**TASK REQUIREMENTS**
Transcribe the entries exactly; images are not part of the copy.
____
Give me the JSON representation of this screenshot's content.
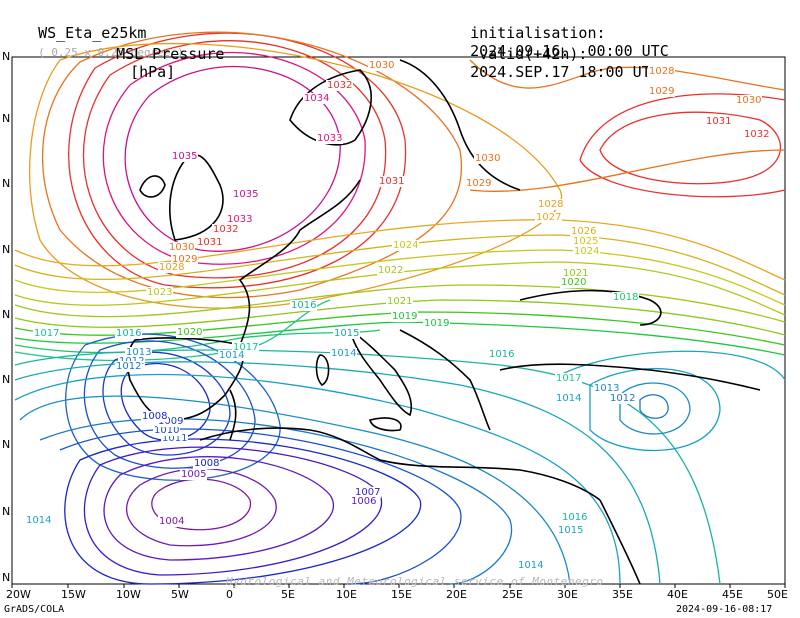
{
  "header": {
    "model": "WS_Eta_e25km",
    "resolution": "( 0.25 x 0.25 degree )",
    "field": "MSL Pressure",
    "units": "[hPa]",
    "init_label": "initialisation:",
    "init_value": "2024.09.16.  00:00 UTC",
    "valid_label": "valid(+42h):",
    "valid_value": "2024.SEP.17 18:00 UTC"
  },
  "axes": {
    "x_ticks": [
      "20W",
      "15W",
      "10W",
      "5W",
      "0",
      "5E",
      "10E",
      "15E",
      "20E",
      "25E",
      "30E",
      "35E",
      "40E",
      "45E",
      "50E"
    ],
    "y_ticks": [
      "N",
      "N",
      "N",
      "N",
      "N",
      "N",
      "N",
      "N",
      "N",
      "N"
    ]
  },
  "footer": {
    "left": "GrADS/COLA",
    "right": "2024-09-16-08:17",
    "watermark": "Hydrological and Meteorological service of Montenegro"
  },
  "isobar_labels": [
    {
      "t": "1030",
      "c": "#e8731e"
    },
    {
      "t": "1028",
      "c": "#e8731e"
    },
    {
      "t": "1029",
      "c": "#e8731e"
    },
    {
      "t": "1030",
      "c": "#e8731e"
    },
    {
      "t": "1031",
      "c": "#e8312b"
    },
    {
      "t": "1032",
      "c": "#e8312b"
    },
    {
      "t": "1032",
      "c": "#e8312b"
    },
    {
      "t": "1034",
      "c": "#e0147a"
    },
    {
      "t": "1033",
      "c": "#e0147a"
    },
    {
      "t": "1035",
      "c": "#c8118c"
    },
    {
      "t": "1035",
      "c": "#c8118c"
    },
    {
      "t": "1033",
      "c": "#e0147a"
    },
    {
      "t": "1032",
      "c": "#e8312b"
    },
    {
      "t": "1031",
      "c": "#e8312b"
    },
    {
      "t": "1030",
      "c": "#e8731e"
    },
    {
      "t": "1031",
      "c": "#e8312b"
    },
    {
      "t": "1030",
      "c": "#e8731e"
    },
    {
      "t": "1029",
      "c": "#e8731e"
    },
    {
      "t": "1029",
      "c": "#e8731e"
    },
    {
      "t": "1028",
      "c": "#e89c1e"
    },
    {
      "t": "1028",
      "c": "#e89c1e"
    },
    {
      "t": "1027",
      "c": "#e8a81e"
    },
    {
      "t": "1026",
      "c": "#d6b21a"
    },
    {
      "t": "1025",
      "c": "#d6c21a"
    },
    {
      "t": "1024",
      "c": "#c8c81a"
    },
    {
      "t": "1024",
      "c": "#c8c81a"
    },
    {
      "t": "1023",
      "c": "#b6c81a"
    },
    {
      "t": "1022",
      "c": "#a0c81a"
    },
    {
      "t": "1021",
      "c": "#8cc81a"
    },
    {
      "t": "1021",
      "c": "#8cc81a"
    },
    {
      "t": "1020",
      "c": "#3cc81a"
    },
    {
      "t": "1020",
      "c": "#3cc81a"
    },
    {
      "t": "1019",
      "c": "#1ac83c"
    },
    {
      "t": "1019",
      "c": "#1ac83c"
    },
    {
      "t": "1018",
      "c": "#1ac86e"
    },
    {
      "t": "1017",
      "c": "#1ac88c"
    },
    {
      "t": "1017",
      "c": "#1ac88c"
    },
    {
      "t": "1016",
      "c": "#1ab4a0"
    },
    {
      "t": "1016",
      "c": "#1ab4a0"
    },
    {
      "t": "1015",
      "c": "#1aa8b4"
    },
    {
      "t": "1014",
      "c": "#1aa0c8"
    },
    {
      "t": "1014",
      "c": "#1aa0c8"
    },
    {
      "t": "1013",
      "c": "#1a8cc8"
    },
    {
      "t": "1012",
      "c": "#1a78c8"
    },
    {
      "t": "1012",
      "c": "#1a78c8"
    },
    {
      "t": "1011",
      "c": "#1a64c8"
    },
    {
      "t": "1010",
      "c": "#1a50c8"
    },
    {
      "t": "1009",
      "c": "#1a3cc8"
    },
    {
      "t": "1008",
      "c": "#1a28c8"
    },
    {
      "t": "1008",
      "c": "#1a28c8"
    },
    {
      "t": "1007",
      "c": "#3c1ac8"
    },
    {
      "t": "1006",
      "c": "#5a1ac8"
    },
    {
      "t": "1005",
      "c": "#6e1ab4"
    },
    {
      "t": "1004",
      "c": "#7a1aa0"
    },
    {
      "t": "1014",
      "c": "#1aa0c8"
    },
    {
      "t": "1016",
      "c": "#1ab4a0"
    },
    {
      "t": "1015",
      "c": "#1aa8b4"
    },
    {
      "t": "1014",
      "c": "#1aa0c8"
    },
    {
      "t": "1013",
      "c": "#1a8cc8"
    },
    {
      "t": "1012",
      "c": "#1a78c8"
    },
    {
      "t": "1016",
      "c": "#1ab4a0"
    },
    {
      "t": "1017",
      "c": "#1ac88c"
    },
    {
      "t": "1014",
      "c": "#1aa0c8"
    }
  ]
}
____
**RESPONSE TO THE TASK**
Give me the JSON representation of this screenshot's content.
{
  "header": {
    "model": "WS_Eta_e25km",
    "resolution": "( 0.25 x 0.25 degree )",
    "field": "MSL Pressure",
    "units": "[hPa]",
    "init_label": "initialisation:",
    "init_value": "2024.09.16.  00:00 UTC",
    "valid_label": "valid(+42h):",
    "valid_value": "2024.SEP.17 18:00 UTC"
  },
  "axes": {
    "x_ticks": [
      "20W",
      "15W",
      "10W",
      "5W",
      "0",
      "5E",
      "10E",
      "15E",
      "20E",
      "25E",
      "30E",
      "35E",
      "40E",
      "45E",
      "50E"
    ],
    "y_ticks": [
      "N",
      "N",
      "N",
      "N",
      "N",
      "N",
      "N",
      "N",
      "N",
      "N"
    ]
  },
  "footer": {
    "left": "GrADS/COLA",
    "right": "2024-09-16-08:17",
    "watermark": "Hydrological and Meteorological service of Montenegro"
  },
  "isobar_labels": [
    {
      "t": "1030",
      "c": "#e8731e"
    },
    {
      "t": "1028",
      "c": "#e8731e"
    },
    {
      "t": "1029",
      "c": "#e8731e"
    },
    {
      "t": "1030",
      "c": "#e8731e"
    },
    {
      "t": "1031",
      "c": "#e8312b"
    },
    {
      "t": "1032",
      "c": "#e8312b"
    },
    {
      "t": "1032",
      "c": "#e8312b"
    },
    {
      "t": "1034",
      "c": "#e0147a"
    },
    {
      "t": "1033",
      "c": "#e0147a"
    },
    {
      "t": "1035",
      "c": "#c8118c"
    },
    {
      "t": "1035",
      "c": "#c8118c"
    },
    {
      "t": "1033",
      "c": "#e0147a"
    },
    {
      "t": "1032",
      "c": "#e8312b"
    },
    {
      "t": "1031",
      "c": "#e8312b"
    },
    {
      "t": "1030",
      "c": "#e8731e"
    },
    {
      "t": "1031",
      "c": "#e8312b"
    },
    {
      "t": "1030",
      "c": "#e8731e"
    },
    {
      "t": "1029",
      "c": "#e8731e"
    },
    {
      "t": "1029",
      "c": "#e8731e"
    },
    {
      "t": "1028",
      "c": "#e89c1e"
    },
    {
      "t": "1028",
      "c": "#e89c1e"
    },
    {
      "t": "1027",
      "c": "#e8a81e"
    },
    {
      "t": "1026",
      "c": "#d6b21a"
    },
    {
      "t": "1025",
      "c": "#d6c21a"
    },
    {
      "t": "1024",
      "c": "#c8c81a"
    },
    {
      "t": "1024",
      "c": "#c8c81a"
    },
    {
      "t": "1023",
      "c": "#b6c81a"
    },
    {
      "t": "1022",
      "c": "#a0c81a"
    },
    {
      "t": "1021",
      "c": "#8cc81a"
    },
    {
      "t": "1021",
      "c": "#8cc81a"
    },
    {
      "t": "1020",
      "c": "#3cc81a"
    },
    {
      "t": "1020",
      "c": "#3cc81a"
    },
    {
      "t": "1019",
      "c": "#1ac83c"
    },
    {
      "t": "1019",
      "c": "#1ac83c"
    },
    {
      "t": "1018",
      "c": "#1ac86e"
    },
    {
      "t": "1017",
      "c": "#1ac88c"
    },
    {
      "t": "1017",
      "c": "#1ac88c"
    },
    {
      "t": "1016",
      "c": "#1ab4a0"
    },
    {
      "t": "1016",
      "c": "#1ab4a0"
    },
    {
      "t": "1015",
      "c": "#1aa8b4"
    },
    {
      "t": "1014",
      "c": "#1aa0c8"
    },
    {
      "t": "1014",
      "c": "#1aa0c8"
    },
    {
      "t": "1013",
      "c": "#1a8cc8"
    },
    {
      "t": "1012",
      "c": "#1a78c8"
    },
    {
      "t": "1012",
      "c": "#1a78c8"
    },
    {
      "t": "1011",
      "c": "#1a64c8"
    },
    {
      "t": "1010",
      "c": "#1a50c8"
    },
    {
      "t": "1009",
      "c": "#1a3cc8"
    },
    {
      "t": "1008",
      "c": "#1a28c8"
    },
    {
      "t": "1008",
      "c": "#1a28c8"
    },
    {
      "t": "1007",
      "c": "#3c1ac8"
    },
    {
      "t": "1006",
      "c": "#5a1ac8"
    },
    {
      "t": "1005",
      "c": "#6e1ab4"
    },
    {
      "t": "1004",
      "c": "#7a1aa0"
    },
    {
      "t": "1014",
      "c": "#1aa0c8"
    },
    {
      "t": "1016",
      "c": "#1ab4a0"
    },
    {
      "t": "1015",
      "c": "#1aa8b4"
    },
    {
      "t": "1014",
      "c": "#1aa0c8"
    },
    {
      "t": "1013",
      "c": "#1a8cc8"
    },
    {
      "t": "1012",
      "c": "#1a78c8"
    },
    {
      "t": "1016",
      "c": "#1ab4a0"
    },
    {
      "t": "1017",
      "c": "#1ac88c"
    },
    {
      "t": "1014",
      "c": "#1aa0c8"
    }
  ]
}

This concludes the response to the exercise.